Goal of the exercise -> Transcribe each line of the records below exactly, excluding any embedded images.

Data to process ->

---

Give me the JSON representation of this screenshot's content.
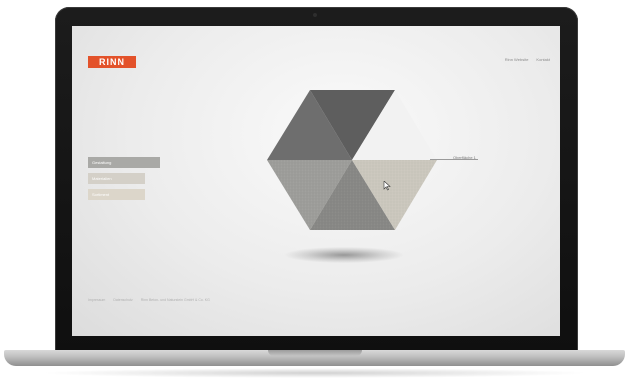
{
  "site": {
    "logo_text": "RINN",
    "brand_color": "#e3522a"
  },
  "top_nav": {
    "items": [
      "Rinn Website",
      "Kontakt"
    ]
  },
  "side_menu": {
    "items": [
      "Gestaltung",
      "Materialien",
      "Sortiment"
    ]
  },
  "hexagon": {
    "segments": [
      {
        "name": "top-left",
        "color": "#6e6e6e"
      },
      {
        "name": "top",
        "color": "#5e5e5e"
      },
      {
        "name": "top-right",
        "color": "#f2f2f2"
      },
      {
        "name": "left",
        "color": "#9d9d9a"
      },
      {
        "name": "bottom",
        "color": "#888885"
      },
      {
        "name": "right",
        "color": "#cbc7bd"
      }
    ],
    "callout_label": "Oberfläche 1"
  },
  "footer": {
    "items": [
      "Impressum",
      "Datenschutz",
      "Rinn Beton- und Naturstein GmbH & Co. KG"
    ]
  }
}
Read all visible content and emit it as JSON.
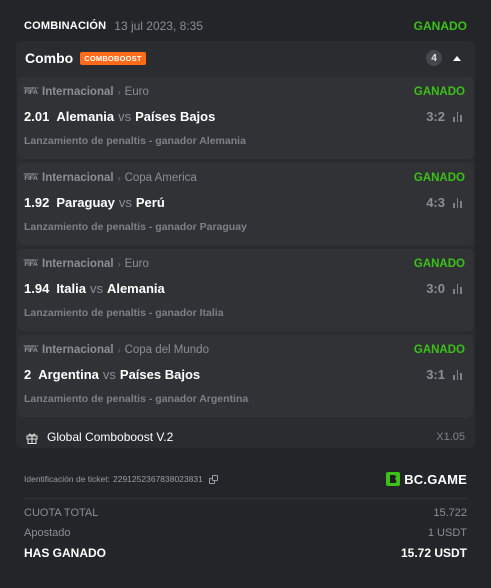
{
  "header": {
    "title": "COMBINACIÓN",
    "date": "13 jul 2023, 8:35",
    "status": "GANADO"
  },
  "combo": {
    "label": "Combo",
    "badge": "COMBOBOOST",
    "count": "4"
  },
  "matches": [
    {
      "logo_small": "FRIENDLY",
      "logo_big": "FIFA",
      "league": "Internacional",
      "separator": "›",
      "tournament": "Euro",
      "status": "GANADO",
      "odds": "2.01",
      "team1": "Alemania",
      "vs": "vs",
      "team2": "Países Bajos",
      "score": "3:2",
      "selection": "Lanzamiento de penaltis - ganador Alemania"
    },
    {
      "logo_small": "FRIENDLY",
      "logo_big": "FIFA",
      "league": "Internacional",
      "separator": "›",
      "tournament": "Copa America",
      "status": "GANADO",
      "odds": "1.92",
      "team1": "Paraguay",
      "vs": "vs",
      "team2": "Perú",
      "score": "4:3",
      "selection": "Lanzamiento de penaltis - ganador Paraguay"
    },
    {
      "logo_small": "FRIENDLY",
      "logo_big": "FIFA",
      "league": "Internacional",
      "separator": "›",
      "tournament": "Euro",
      "status": "GANADO",
      "odds": "1.94",
      "team1": "Italia",
      "vs": "vs",
      "team2": "Alemania",
      "score": "3:0",
      "selection": "Lanzamiento de penaltis - ganador Italia"
    },
    {
      "logo_small": "FRIENDLY",
      "logo_big": "FIFA",
      "league": "Internacional",
      "separator": "›",
      "tournament": "Copa del Mundo",
      "status": "GANADO",
      "odds": "2",
      "team1": "Argentina",
      "vs": "vs",
      "team2": "Países Bajos",
      "score": "3:1",
      "selection": "Lanzamiento de penaltis - ganador Argentina"
    }
  ],
  "global_boost": {
    "icon": "gift-icon",
    "label": "Global Comboboost V.2",
    "multiplier": "X1.05"
  },
  "ticket": {
    "label": "Identificación de ticket:",
    "id": "2291252367838023831",
    "brand": "BC.GAME"
  },
  "summary": {
    "total_odds_label": "CUOTA TOTAL",
    "total_odds_value": "15.722",
    "stake_label": "Apostado",
    "stake_value": "1 USDT",
    "won_label": "HAS GANADO",
    "won_value": "15.72 USDT"
  },
  "colors": {
    "background": "#232528",
    "card": "#2a2c30",
    "match_card": "#303236",
    "win_green": "#3bc117",
    "boost_orange": "#ff6b18",
    "muted_text": "#8b8e95"
  }
}
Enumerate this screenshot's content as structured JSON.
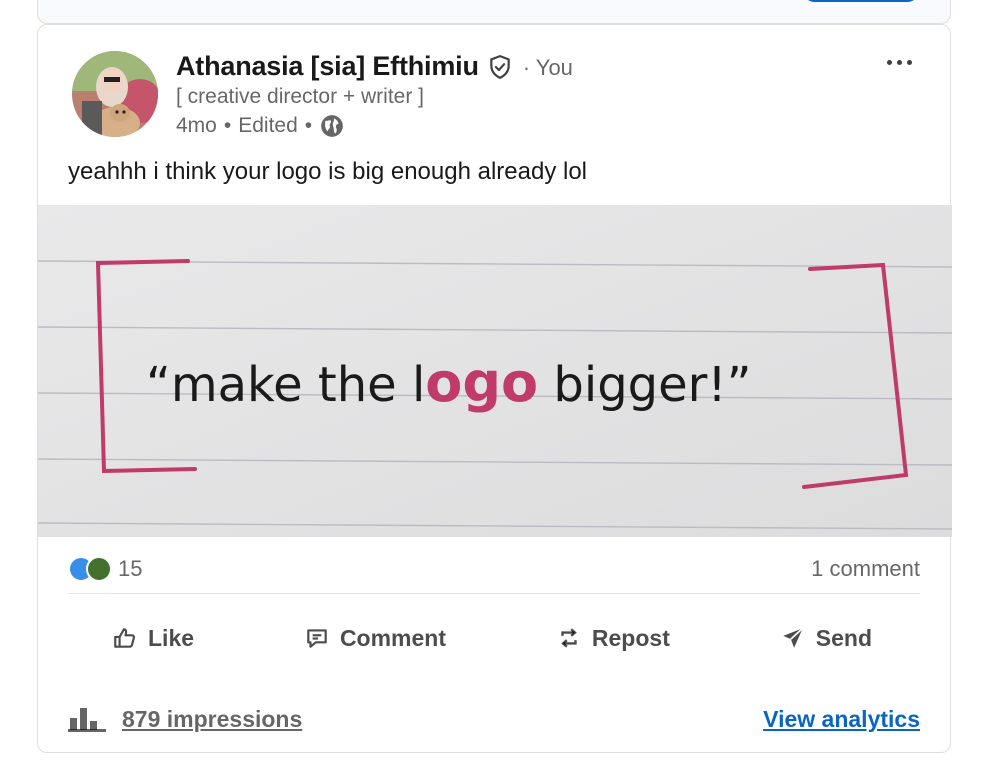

---

Result of this exercise ->
Give me the JSON representation of this screenshot's content.
{
  "site": {
    "logo_text": "RINN",
    "brand_color": "#e3522a"
  },
  "top_nav": {
    "items": [
      "Rinn Website",
      "Kontakt"
    ]
  },
  "side_menu": {
    "items": [
      "Gestaltung",
      "Materialien",
      "Sortiment"
    ]
  },
  "hexagon": {
    "segments": [
      {
        "name": "top-left",
        "color": "#6e6e6e"
      },
      {
        "name": "top",
        "color": "#5e5e5e"
      },
      {
        "name": "top-right",
        "color": "#f2f2f2"
      },
      {
        "name": "left",
        "color": "#9d9d9a"
      },
      {
        "name": "bottom",
        "color": "#888885"
      },
      {
        "name": "right",
        "color": "#cbc7bd"
      }
    ],
    "callout_label": "Oberfläche 1"
  },
  "footer": {
    "items": [
      "Impressum",
      "Datenschutz",
      "Rinn Beton- und Naturstein GmbH & Co. KG"
    ]
  }
}
Read all visible content and emit it as JSON.
{
  "header": {
    "title": "COMBINACIÓN",
    "date": "13 jul 2023, 8:35",
    "status": "GANADO"
  },
  "combo": {
    "label": "Combo",
    "badge": "COMBOBOOST",
    "count": "4"
  },
  "matches": [
    {
      "logo_small": "FRIENDLY",
      "logo_big": "FIFA",
      "league": "Internacional",
      "separator": "›",
      "tournament": "Euro",
      "status": "GANADO",
      "odds": "2.01",
      "team1": "Alemania",
      "vs": "vs",
      "team2": "Países Bajos",
      "score": "3:2",
      "selection": "Lanzamiento de penaltis - ganador Alemania"
    },
    {
      "logo_small": "FRIENDLY",
      "logo_big": "FIFA",
      "league": "Internacional",
      "separator": "›",
      "tournament": "Copa America",
      "status": "GANADO",
      "odds": "1.92",
      "team1": "Paraguay",
      "vs": "vs",
      "team2": "Perú",
      "score": "4:3",
      "selection": "Lanzamiento de penaltis - ganador Paraguay"
    },
    {
      "logo_small": "FRIENDLY",
      "logo_big": "FIFA",
      "league": "Internacional",
      "separator": "›",
      "tournament": "Euro",
      "status": "GANADO",
      "odds": "1.94",
      "team1": "Italia",
      "vs": "vs",
      "team2": "Alemania",
      "score": "3:0",
      "selection": "Lanzamiento de penaltis - ganador Italia"
    },
    {
      "logo_small": "FRIENDLY",
      "logo_big": "FIFA",
      "league": "Internacional",
      "separator": "›",
      "tournament": "Copa del Mundo",
      "status": "GANADO",
      "odds": "2",
      "team1": "Argentina",
      "vs": "vs",
      "team2": "Países Bajos",
      "score": "3:1",
      "selection": "Lanzamiento de penaltis - ganador Argentina"
    }
  ],
  "global_boost": {
    "icon": "gift-icon",
    "label": "Global Comboboost V.2",
    "multiplier": "X1.05"
  },
  "ticket": {
    "label": "Identificación de ticket:",
    "id": "2291252367838023831",
    "brand": "BC.GAME"
  },
  "summary": {
    "total_odds_label": "CUOTA TOTAL",
    "total_odds_value": "15.722",
    "stake_label": "Apostado",
    "stake_value": "1 USDT",
    "won_label": "HAS GANADO",
    "won_value": "15.72 USDT"
  },
  "colors": {
    "background": "#232528",
    "card": "#2a2c30",
    "match_card": "#303236",
    "win_green": "#3bc117",
    "boost_orange": "#ff6b18",
    "muted_text": "#8b8e95"
  }
}
Enumerate this screenshot's content as structured JSON.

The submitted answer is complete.